DIRECTIONS
Copy each of the rows below character for character, keeping every line in the same order.

◇ ◇ ◇

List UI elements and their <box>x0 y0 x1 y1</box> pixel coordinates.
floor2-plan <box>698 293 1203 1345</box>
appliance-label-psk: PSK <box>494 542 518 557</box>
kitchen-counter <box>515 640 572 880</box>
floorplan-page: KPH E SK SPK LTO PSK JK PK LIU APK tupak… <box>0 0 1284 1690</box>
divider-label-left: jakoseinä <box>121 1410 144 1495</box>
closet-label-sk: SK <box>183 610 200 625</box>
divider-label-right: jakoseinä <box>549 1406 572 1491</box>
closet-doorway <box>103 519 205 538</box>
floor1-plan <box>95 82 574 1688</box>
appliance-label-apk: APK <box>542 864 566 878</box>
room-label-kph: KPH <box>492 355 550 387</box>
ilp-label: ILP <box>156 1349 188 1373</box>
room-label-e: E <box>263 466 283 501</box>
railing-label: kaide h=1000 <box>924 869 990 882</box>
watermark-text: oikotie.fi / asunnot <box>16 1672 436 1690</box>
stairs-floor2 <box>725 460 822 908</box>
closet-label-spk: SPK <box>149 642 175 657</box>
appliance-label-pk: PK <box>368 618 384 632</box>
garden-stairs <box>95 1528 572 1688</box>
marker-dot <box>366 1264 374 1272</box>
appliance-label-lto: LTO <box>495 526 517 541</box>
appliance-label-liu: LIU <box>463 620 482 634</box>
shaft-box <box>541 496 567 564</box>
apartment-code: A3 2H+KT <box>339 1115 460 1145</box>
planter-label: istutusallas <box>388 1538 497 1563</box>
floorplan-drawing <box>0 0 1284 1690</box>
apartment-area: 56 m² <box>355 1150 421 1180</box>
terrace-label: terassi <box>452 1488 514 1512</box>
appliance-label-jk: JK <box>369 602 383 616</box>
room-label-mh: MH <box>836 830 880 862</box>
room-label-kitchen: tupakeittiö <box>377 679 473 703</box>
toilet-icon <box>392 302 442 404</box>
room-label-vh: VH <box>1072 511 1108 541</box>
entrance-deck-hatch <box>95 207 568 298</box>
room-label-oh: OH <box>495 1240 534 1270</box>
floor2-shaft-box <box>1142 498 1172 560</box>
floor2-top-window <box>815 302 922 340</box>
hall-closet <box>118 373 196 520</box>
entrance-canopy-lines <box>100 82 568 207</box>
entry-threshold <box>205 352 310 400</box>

◇ ◇ ◇

SOLUTION TO THE PROBLEM
List UI elements and their <box>x0 y0 x1 y1</box> pixel coordinates.
floor2-plan <box>698 293 1203 1345</box>
appliance-label-psk: PSK <box>494 542 518 557</box>
kitchen-counter <box>515 640 572 880</box>
floorplan-page: KPH E SK SPK LTO PSK JK PK LIU APK tupak… <box>0 0 1284 1690</box>
divider-label-left: jakoseinä <box>121 1410 144 1495</box>
closet-label-sk: SK <box>183 610 200 625</box>
divider-label-right: jakoseinä <box>549 1406 572 1491</box>
closet-doorway <box>103 519 205 538</box>
floor1-plan <box>95 82 574 1688</box>
appliance-label-apk: APK <box>542 864 566 878</box>
room-label-kph: KPH <box>492 355 550 387</box>
ilp-label: ILP <box>156 1349 188 1373</box>
room-label-e: E <box>263 466 283 501</box>
railing-label: kaide h=1000 <box>924 869 990 882</box>
watermark-text: oikotie.fi / asunnot <box>16 1672 436 1690</box>
stairs-floor2 <box>725 460 822 908</box>
closet-label-spk: SPK <box>149 642 175 657</box>
appliance-label-pk: PK <box>368 618 384 632</box>
garden-stairs <box>95 1528 572 1688</box>
marker-dot <box>366 1264 374 1272</box>
appliance-label-lto: LTO <box>495 526 517 541</box>
appliance-label-liu: LIU <box>463 620 482 634</box>
shaft-box <box>541 496 567 564</box>
apartment-code: A3 2H+KT <box>339 1115 460 1145</box>
planter-label: istutusallas <box>388 1538 497 1563</box>
floorplan-drawing <box>0 0 1284 1690</box>
apartment-area: 56 m² <box>355 1150 421 1180</box>
terrace-label: terassi <box>452 1488 514 1512</box>
appliance-label-jk: JK <box>369 602 383 616</box>
room-label-mh: MH <box>836 830 880 862</box>
room-label-kitchen: tupakeittiö <box>377 679 473 703</box>
toilet-icon <box>392 302 442 404</box>
room-label-vh: VH <box>1072 511 1108 541</box>
entrance-deck-hatch <box>95 207 568 298</box>
room-label-oh: OH <box>495 1240 534 1270</box>
floor2-shaft-box <box>1142 498 1172 560</box>
floor2-top-window <box>815 302 922 340</box>
hall-closet <box>118 373 196 520</box>
entrance-canopy-lines <box>100 82 568 207</box>
entry-threshold <box>205 352 310 400</box>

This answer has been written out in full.